Dataset items
···
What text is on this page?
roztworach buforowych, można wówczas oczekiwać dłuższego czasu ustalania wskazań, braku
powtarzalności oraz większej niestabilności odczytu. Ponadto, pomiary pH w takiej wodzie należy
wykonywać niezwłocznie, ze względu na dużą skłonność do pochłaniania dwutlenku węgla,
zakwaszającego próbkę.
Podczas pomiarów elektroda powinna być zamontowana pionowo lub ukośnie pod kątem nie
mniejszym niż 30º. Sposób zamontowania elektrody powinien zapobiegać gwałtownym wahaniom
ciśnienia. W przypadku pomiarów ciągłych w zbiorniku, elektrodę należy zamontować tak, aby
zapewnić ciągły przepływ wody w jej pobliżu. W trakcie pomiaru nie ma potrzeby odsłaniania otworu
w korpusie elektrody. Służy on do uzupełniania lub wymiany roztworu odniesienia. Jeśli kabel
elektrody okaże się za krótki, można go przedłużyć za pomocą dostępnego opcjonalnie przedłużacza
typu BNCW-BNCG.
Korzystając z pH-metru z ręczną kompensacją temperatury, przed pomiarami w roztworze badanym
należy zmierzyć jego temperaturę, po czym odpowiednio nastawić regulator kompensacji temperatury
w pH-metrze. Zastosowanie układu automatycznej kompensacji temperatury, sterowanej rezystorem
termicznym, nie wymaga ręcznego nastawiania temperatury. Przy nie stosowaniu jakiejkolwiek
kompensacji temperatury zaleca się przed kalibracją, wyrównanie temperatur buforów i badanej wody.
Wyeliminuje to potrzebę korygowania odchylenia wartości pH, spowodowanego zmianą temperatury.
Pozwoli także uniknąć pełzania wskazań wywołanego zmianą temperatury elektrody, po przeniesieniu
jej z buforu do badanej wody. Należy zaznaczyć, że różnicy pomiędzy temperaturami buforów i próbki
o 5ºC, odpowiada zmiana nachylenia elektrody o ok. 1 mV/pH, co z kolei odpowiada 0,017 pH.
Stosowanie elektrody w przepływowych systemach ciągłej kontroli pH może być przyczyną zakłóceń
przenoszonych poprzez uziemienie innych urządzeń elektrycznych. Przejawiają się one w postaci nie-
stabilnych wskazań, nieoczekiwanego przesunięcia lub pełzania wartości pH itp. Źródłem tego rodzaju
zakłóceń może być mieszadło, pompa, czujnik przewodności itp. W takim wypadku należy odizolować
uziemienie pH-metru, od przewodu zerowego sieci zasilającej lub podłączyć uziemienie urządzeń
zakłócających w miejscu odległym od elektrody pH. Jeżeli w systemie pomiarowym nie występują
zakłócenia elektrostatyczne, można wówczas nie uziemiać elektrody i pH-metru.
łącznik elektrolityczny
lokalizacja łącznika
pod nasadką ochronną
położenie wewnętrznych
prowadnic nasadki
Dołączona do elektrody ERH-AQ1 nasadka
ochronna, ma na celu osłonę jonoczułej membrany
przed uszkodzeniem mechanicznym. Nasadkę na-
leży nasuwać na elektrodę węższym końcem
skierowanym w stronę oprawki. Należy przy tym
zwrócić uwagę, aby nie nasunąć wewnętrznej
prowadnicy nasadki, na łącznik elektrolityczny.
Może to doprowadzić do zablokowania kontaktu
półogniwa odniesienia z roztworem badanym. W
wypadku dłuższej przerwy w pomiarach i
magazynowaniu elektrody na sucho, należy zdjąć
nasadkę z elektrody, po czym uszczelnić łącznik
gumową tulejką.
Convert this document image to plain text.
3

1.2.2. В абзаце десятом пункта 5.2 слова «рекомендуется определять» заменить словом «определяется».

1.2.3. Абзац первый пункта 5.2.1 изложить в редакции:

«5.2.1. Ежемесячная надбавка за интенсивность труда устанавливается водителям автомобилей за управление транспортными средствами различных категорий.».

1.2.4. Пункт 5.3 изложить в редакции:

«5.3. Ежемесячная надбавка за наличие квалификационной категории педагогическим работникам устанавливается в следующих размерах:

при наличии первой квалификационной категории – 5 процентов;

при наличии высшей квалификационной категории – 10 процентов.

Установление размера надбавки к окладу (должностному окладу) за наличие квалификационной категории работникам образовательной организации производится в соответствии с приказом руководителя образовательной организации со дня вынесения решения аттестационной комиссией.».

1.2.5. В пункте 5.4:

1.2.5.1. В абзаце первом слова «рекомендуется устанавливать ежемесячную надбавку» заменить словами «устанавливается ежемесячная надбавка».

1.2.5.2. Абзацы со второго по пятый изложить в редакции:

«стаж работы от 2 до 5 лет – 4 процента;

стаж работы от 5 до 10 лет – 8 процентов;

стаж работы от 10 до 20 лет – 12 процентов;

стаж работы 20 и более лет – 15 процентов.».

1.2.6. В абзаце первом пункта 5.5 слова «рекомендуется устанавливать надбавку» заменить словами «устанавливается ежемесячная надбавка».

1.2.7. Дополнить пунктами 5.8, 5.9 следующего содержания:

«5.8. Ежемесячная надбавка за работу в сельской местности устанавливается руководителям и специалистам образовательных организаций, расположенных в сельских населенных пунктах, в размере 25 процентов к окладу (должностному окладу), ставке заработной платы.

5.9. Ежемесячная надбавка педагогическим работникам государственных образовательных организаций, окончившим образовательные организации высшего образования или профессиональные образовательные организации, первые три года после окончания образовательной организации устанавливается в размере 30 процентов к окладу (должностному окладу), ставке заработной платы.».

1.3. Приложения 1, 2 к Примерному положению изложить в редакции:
···
Task goal - Looking at the material above, count the lines containing the string "рекомендуется" and reply with the count alone.

Complete answer - 3